[start]
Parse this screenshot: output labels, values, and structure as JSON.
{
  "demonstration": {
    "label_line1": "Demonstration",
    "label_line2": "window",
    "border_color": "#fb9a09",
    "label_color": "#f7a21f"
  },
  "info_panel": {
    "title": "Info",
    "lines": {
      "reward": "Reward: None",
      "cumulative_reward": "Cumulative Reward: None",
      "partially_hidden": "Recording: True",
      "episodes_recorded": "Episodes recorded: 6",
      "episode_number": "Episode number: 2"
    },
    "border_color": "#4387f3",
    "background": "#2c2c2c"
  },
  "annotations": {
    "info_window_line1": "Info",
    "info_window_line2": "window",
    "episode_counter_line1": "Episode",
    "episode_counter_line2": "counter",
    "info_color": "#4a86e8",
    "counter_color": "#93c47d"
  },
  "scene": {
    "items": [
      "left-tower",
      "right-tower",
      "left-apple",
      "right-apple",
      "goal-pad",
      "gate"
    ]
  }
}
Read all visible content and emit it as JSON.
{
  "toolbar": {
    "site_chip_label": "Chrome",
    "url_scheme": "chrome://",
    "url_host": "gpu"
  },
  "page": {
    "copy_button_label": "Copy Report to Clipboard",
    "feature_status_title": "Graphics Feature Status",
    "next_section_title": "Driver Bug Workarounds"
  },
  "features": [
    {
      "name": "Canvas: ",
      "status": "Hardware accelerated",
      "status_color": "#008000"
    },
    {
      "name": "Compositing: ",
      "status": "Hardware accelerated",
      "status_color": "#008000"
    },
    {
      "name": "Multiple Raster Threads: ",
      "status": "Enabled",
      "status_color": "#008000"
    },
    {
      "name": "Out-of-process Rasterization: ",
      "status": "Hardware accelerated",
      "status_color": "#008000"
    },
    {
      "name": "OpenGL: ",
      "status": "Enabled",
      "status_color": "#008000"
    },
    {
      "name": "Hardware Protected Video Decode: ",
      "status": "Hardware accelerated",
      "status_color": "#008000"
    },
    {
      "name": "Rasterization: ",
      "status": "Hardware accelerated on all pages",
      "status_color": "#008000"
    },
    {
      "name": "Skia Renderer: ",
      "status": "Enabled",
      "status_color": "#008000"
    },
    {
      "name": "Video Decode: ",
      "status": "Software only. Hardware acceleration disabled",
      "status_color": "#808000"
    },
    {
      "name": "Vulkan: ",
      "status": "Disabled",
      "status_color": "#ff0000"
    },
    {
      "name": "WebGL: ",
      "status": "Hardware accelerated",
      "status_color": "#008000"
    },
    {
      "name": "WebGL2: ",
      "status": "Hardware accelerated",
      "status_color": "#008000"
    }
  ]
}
[end]
Copy the data above exactly. Every line must be included.

Parse this screenshot: output labels, values, and structure as JSON.
{
  "demonstration": {
    "label_line1": "Demonstration",
    "label_line2": "window",
    "border_color": "#fb9a09",
    "label_color": "#f7a21f"
  },
  "info_panel": {
    "title": "Info",
    "lines": {
      "reward": "Reward: None",
      "cumulative_reward": "Cumulative Reward: None",
      "partially_hidden": "Recording: True",
      "episodes_recorded": "Episodes recorded: 6",
      "episode_number": "Episode number: 2"
    },
    "border_color": "#4387f3",
    "background": "#2c2c2c"
  },
  "annotations": {
    "info_window_line1": "Info",
    "info_window_line2": "window",
    "episode_counter_line1": "Episode",
    "episode_counter_line2": "counter",
    "info_color": "#4a86e8",
    "counter_color": "#93c47d"
  },
  "scene": {
    "items": [
      "left-tower",
      "right-tower",
      "left-apple",
      "right-apple",
      "goal-pad",
      "gate"
    ]
  }
}
Read all visible content and emit it as JSON.
{
  "toolbar": {
    "site_chip_label": "Chrome",
    "url_scheme": "chrome://",
    "url_host": "gpu"
  },
  "page": {
    "copy_button_label": "Copy Report to Clipboard",
    "feature_status_title": "Graphics Feature Status",
    "next_section_title": "Driver Bug Workarounds"
  },
  "features": [
    {
      "name": "Canvas: ",
      "status": "Hardware accelerated",
      "status_color": "#008000"
    },
    {
      "name": "Compositing: ",
      "status": "Hardware accelerated",
      "status_color": "#008000"
    },
    {
      "name": "Multiple Raster Threads: ",
      "status": "Enabled",
      "status_color": "#008000"
    },
    {
      "name": "Out-of-process Rasterization: ",
      "status": "Hardware accelerated",
      "status_color": "#008000"
    },
    {
      "name": "OpenGL: ",
      "status": "Enabled",
      "status_color": "#008000"
    },
    {
      "name": "Hardware Protected Video Decode: ",
      "status": "Hardware accelerated",
      "status_color": "#008000"
    },
    {
      "name": "Rasterization: ",
      "status": "Hardware accelerated on all pages",
      "status_color": "#008000"
    },
    {
      "name": "Skia Renderer: ",
      "status": "Enabled",
      "status_color": "#008000"
    },
    {
      "name": "Video Decode: ",
      "status": "Software only. Hardware acceleration disabled",
      "status_color": "#808000"
    },
    {
      "name": "Vulkan: ",
      "status": "Disabled",
      "status_color": "#ff0000"
    },
    {
      "name": "WebGL: ",
      "status": "Hardware accelerated",
      "status_color": "#008000"
    },
    {
      "name": "WebGL2: ",
      "status": "Hardware accelerated",
      "status_color": "#008000"
    }
  ]
}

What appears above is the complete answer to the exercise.